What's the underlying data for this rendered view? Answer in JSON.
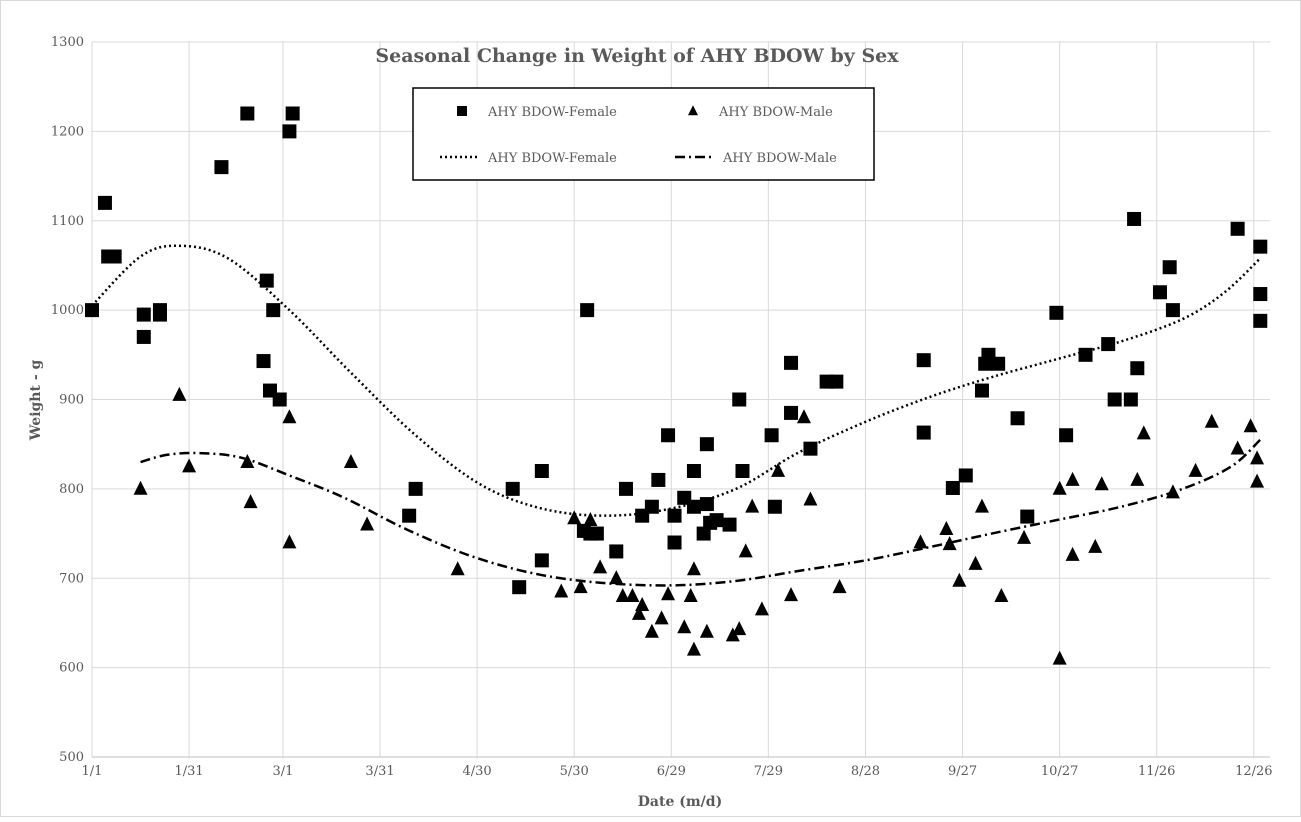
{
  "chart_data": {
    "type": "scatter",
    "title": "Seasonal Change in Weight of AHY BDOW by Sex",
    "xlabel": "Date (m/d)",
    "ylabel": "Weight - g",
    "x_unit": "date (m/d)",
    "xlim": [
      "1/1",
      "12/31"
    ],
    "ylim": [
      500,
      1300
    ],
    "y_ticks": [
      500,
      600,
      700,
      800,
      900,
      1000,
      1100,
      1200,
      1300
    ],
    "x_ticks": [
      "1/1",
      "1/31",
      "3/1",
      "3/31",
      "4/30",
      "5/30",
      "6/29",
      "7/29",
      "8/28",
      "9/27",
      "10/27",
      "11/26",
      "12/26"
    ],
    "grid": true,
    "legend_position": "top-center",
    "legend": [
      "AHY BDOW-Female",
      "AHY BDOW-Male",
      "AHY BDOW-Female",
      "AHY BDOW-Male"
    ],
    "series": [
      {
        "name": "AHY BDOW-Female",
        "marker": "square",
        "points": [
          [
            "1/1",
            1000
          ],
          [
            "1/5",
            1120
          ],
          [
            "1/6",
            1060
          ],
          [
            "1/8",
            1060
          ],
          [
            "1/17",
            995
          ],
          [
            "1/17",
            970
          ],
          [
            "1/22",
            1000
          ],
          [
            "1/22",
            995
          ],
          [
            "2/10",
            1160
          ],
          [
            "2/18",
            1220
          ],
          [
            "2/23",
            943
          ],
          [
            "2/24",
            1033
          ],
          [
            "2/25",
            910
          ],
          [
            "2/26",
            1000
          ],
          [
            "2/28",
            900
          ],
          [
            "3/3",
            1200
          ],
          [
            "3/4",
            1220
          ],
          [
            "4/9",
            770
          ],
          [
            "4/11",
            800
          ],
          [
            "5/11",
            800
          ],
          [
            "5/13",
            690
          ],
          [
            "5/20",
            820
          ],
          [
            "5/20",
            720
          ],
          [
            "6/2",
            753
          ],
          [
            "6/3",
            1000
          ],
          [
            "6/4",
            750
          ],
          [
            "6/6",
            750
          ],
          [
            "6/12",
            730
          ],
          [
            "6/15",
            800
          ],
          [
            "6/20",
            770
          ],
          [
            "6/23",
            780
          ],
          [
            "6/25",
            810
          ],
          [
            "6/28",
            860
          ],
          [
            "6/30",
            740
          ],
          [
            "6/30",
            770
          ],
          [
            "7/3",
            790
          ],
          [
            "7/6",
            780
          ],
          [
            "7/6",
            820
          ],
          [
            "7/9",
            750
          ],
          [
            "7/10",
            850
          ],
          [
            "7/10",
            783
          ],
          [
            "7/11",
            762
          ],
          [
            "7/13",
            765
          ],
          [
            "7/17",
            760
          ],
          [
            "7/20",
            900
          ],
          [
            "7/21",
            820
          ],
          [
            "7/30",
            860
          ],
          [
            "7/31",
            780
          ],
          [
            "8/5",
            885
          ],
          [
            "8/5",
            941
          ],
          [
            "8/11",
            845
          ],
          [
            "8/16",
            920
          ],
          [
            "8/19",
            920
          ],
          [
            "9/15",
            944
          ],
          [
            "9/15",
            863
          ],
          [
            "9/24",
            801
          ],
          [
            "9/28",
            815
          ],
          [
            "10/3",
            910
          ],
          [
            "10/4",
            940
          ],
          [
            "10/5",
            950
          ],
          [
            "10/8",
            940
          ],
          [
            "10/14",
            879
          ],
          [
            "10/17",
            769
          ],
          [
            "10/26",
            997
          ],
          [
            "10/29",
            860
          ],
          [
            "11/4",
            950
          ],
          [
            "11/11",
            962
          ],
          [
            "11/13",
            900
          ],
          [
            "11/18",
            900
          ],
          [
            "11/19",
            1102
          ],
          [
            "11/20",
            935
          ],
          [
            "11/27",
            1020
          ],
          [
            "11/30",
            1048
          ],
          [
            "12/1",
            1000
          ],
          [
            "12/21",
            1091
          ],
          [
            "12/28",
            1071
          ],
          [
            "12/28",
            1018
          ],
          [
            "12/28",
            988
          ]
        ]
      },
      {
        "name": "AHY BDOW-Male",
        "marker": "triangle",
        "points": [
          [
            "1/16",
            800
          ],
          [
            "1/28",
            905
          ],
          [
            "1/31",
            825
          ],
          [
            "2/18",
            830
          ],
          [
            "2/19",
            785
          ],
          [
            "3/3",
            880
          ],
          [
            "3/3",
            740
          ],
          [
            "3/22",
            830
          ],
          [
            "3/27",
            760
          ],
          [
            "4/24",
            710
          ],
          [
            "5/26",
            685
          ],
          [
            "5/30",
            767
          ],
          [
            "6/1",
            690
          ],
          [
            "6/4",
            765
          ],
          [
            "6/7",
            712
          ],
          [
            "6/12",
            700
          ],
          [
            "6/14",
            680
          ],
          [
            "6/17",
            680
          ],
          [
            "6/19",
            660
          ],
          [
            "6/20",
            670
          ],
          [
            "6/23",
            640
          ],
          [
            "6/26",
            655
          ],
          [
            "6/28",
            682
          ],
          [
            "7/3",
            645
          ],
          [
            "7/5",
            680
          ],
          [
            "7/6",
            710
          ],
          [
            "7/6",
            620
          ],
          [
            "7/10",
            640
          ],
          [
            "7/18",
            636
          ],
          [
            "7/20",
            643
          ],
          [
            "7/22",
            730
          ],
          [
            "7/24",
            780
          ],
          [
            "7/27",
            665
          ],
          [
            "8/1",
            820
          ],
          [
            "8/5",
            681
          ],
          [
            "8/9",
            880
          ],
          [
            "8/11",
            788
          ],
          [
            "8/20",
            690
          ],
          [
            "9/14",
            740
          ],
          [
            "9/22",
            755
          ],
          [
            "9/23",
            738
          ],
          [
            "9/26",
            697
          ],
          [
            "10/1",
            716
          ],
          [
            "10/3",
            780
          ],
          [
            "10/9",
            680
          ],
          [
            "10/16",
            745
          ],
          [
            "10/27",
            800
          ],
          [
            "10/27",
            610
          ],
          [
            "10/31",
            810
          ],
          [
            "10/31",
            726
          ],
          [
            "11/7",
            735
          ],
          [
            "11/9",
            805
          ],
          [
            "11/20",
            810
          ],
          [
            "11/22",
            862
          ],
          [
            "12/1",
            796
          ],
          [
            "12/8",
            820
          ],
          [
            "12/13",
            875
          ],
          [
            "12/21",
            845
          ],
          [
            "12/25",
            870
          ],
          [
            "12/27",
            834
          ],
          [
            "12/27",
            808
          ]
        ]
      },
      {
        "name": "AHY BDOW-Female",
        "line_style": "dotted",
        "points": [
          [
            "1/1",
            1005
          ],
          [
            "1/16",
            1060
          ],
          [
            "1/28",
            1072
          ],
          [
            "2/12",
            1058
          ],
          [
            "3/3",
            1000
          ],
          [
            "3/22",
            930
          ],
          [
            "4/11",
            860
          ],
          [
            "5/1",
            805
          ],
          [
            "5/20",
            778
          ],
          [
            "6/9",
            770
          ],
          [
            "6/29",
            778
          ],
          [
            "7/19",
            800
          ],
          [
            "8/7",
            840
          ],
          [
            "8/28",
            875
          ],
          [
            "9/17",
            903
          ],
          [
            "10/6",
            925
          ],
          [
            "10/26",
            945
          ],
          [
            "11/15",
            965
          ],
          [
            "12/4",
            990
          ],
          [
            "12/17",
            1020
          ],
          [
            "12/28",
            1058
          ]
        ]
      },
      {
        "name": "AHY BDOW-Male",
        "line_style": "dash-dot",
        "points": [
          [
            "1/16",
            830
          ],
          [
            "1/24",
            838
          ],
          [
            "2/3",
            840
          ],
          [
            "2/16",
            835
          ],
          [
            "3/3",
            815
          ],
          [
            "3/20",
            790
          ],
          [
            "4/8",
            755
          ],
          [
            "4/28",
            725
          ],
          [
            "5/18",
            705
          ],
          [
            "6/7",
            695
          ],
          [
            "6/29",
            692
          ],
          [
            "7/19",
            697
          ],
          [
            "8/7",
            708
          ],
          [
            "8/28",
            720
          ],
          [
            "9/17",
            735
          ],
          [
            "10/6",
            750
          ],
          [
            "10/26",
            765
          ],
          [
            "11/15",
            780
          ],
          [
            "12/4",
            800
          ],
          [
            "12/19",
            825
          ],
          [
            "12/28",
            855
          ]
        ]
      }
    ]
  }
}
_ _ _ _
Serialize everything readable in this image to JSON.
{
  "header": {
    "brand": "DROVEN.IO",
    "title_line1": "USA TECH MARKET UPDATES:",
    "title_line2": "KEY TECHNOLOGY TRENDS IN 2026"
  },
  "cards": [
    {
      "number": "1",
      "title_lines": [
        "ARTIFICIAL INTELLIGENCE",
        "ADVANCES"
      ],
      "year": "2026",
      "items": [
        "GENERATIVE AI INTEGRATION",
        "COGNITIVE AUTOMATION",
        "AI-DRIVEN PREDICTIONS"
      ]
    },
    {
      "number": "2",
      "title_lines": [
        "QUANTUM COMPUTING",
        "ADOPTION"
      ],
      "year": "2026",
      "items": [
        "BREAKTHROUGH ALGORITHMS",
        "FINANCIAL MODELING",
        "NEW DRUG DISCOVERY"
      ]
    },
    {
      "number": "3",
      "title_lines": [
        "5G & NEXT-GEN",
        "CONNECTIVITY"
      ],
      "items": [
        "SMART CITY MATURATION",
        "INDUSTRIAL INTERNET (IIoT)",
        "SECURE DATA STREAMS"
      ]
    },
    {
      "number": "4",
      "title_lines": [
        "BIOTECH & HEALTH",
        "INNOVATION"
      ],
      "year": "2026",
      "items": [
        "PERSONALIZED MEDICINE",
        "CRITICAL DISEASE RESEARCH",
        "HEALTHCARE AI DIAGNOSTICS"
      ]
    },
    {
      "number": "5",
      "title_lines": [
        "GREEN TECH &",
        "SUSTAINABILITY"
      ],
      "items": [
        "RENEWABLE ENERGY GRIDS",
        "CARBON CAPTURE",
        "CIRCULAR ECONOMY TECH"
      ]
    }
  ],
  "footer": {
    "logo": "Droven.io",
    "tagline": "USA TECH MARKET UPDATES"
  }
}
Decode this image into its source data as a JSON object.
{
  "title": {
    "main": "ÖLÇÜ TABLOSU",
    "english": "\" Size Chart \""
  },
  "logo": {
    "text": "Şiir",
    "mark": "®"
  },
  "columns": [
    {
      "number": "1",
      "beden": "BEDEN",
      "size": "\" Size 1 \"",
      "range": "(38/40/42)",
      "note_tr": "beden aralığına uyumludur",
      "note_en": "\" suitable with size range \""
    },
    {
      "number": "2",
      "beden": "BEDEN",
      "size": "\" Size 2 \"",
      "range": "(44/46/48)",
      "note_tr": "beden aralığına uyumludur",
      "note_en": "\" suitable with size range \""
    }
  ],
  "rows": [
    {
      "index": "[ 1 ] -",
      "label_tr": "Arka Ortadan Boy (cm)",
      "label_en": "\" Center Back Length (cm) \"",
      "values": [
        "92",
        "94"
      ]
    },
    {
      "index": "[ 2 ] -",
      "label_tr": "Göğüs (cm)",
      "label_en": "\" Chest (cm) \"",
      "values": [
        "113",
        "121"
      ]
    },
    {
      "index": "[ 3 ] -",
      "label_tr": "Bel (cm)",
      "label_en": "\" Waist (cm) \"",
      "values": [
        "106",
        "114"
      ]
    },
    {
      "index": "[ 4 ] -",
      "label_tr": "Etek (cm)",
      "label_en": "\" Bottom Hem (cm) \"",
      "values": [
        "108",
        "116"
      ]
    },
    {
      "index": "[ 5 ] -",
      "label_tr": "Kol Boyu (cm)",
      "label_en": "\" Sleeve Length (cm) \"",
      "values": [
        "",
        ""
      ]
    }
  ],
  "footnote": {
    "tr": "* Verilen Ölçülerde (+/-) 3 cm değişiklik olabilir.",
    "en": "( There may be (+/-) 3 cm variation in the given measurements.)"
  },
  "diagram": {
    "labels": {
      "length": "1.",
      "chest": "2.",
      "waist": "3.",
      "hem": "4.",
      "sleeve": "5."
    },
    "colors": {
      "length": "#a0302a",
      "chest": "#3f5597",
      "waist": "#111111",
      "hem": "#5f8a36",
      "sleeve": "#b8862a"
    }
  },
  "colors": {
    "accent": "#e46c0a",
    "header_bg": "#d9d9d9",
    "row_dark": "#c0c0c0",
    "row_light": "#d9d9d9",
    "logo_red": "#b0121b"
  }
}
_ _ _ _
● **TASK TO CARRY OUT**: The word "image" appears in how many lines of the records? Give the number only.

● **REPLY TO THE TASK**: 2